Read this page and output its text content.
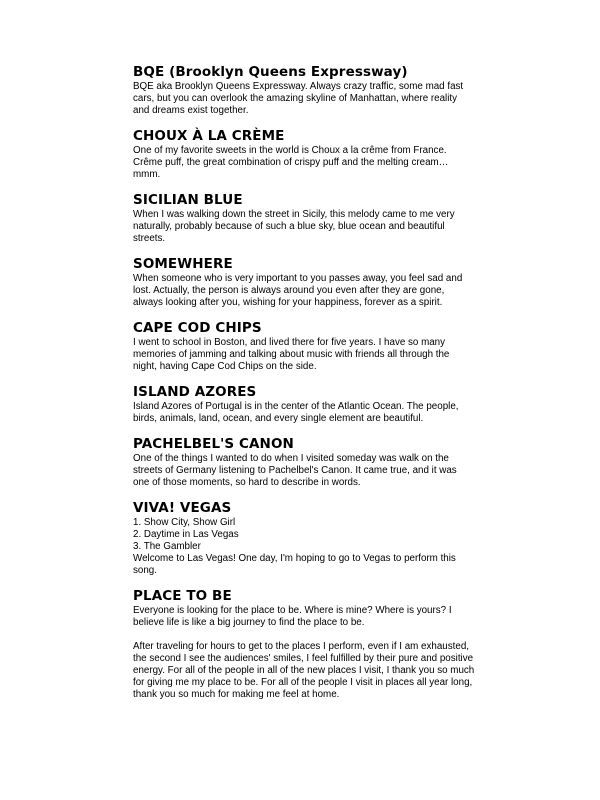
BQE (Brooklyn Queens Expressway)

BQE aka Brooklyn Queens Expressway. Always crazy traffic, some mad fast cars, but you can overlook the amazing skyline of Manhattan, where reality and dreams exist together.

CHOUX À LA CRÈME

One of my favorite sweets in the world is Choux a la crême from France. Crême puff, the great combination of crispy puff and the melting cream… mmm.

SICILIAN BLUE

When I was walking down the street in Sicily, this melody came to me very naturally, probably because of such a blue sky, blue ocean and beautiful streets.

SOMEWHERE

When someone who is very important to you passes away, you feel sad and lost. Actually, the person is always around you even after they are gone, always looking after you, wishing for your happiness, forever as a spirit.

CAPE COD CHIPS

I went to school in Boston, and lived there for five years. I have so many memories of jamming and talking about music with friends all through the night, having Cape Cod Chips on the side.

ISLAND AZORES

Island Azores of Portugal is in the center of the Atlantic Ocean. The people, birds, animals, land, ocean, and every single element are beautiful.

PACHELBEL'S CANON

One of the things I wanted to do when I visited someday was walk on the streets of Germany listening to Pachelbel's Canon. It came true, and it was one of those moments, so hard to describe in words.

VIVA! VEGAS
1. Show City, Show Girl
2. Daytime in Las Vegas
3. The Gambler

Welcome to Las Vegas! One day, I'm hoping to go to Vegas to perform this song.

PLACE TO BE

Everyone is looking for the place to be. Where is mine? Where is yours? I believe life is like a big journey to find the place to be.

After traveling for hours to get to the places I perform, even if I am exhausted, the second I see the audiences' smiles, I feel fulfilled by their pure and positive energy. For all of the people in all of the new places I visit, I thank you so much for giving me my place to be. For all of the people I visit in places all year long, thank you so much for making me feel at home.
################
• [YOUR GOAL] Return the whole listing, word for word, and leave out every picture.

• [FULL SOLUTION]
Read this page and output its text content.
BQE (Brooklyn Queens Expressway)

BQE aka Brooklyn Queens Expressway. Always crazy traffic, some mad fast cars, but you can overlook the amazing skyline of Manhattan, where reality and dreams exist together.

CHOUX À LA CRÈME

One of my favorite sweets in the world is Choux a la crême from France. Crême puff, the great combination of crispy puff and the melting cream… mmm.

SICILIAN BLUE

When I was walking down the street in Sicily, this melody came to me very naturally, probably because of such a blue sky, blue ocean and beautiful streets.

SOMEWHERE

When someone who is very important to you passes away, you feel sad and lost. Actually, the person is always around you even after they are gone, always looking after you, wishing for your happiness, forever as a spirit.

CAPE COD CHIPS

I went to school in Boston, and lived there for five years. I have so many memories of jamming and talking about music with friends all through the night, having Cape Cod Chips on the side.

ISLAND AZORES

Island Azores of Portugal is in the center of the Atlantic Ocean. The people, birds, animals, land, ocean, and every single element are beautiful.

PACHELBEL'S CANON

One of the things I wanted to do when I visited someday was walk on the streets of Germany listening to Pachelbel's Canon. It came true, and it was one of those moments, so hard to describe in words.

VIVA! VEGAS
1. Show City, Show Girl
2. Daytime in Las Vegas
3. The Gambler

Welcome to Las Vegas! One day, I'm hoping to go to Vegas to perform this song.

PLACE TO BE

Everyone is looking for the place to be. Where is mine? Where is yours? I believe life is like a big journey to find the place to be.

After traveling for hours to get to the places I perform, even if I am exhausted, the second I see the audiences' smiles, I feel fulfilled by their pure and positive energy. For all of the people in all of the new places I visit, I thank you so much for giving me my place to be. For all of the people I visit in places all year long, thank you so much for making me feel at home.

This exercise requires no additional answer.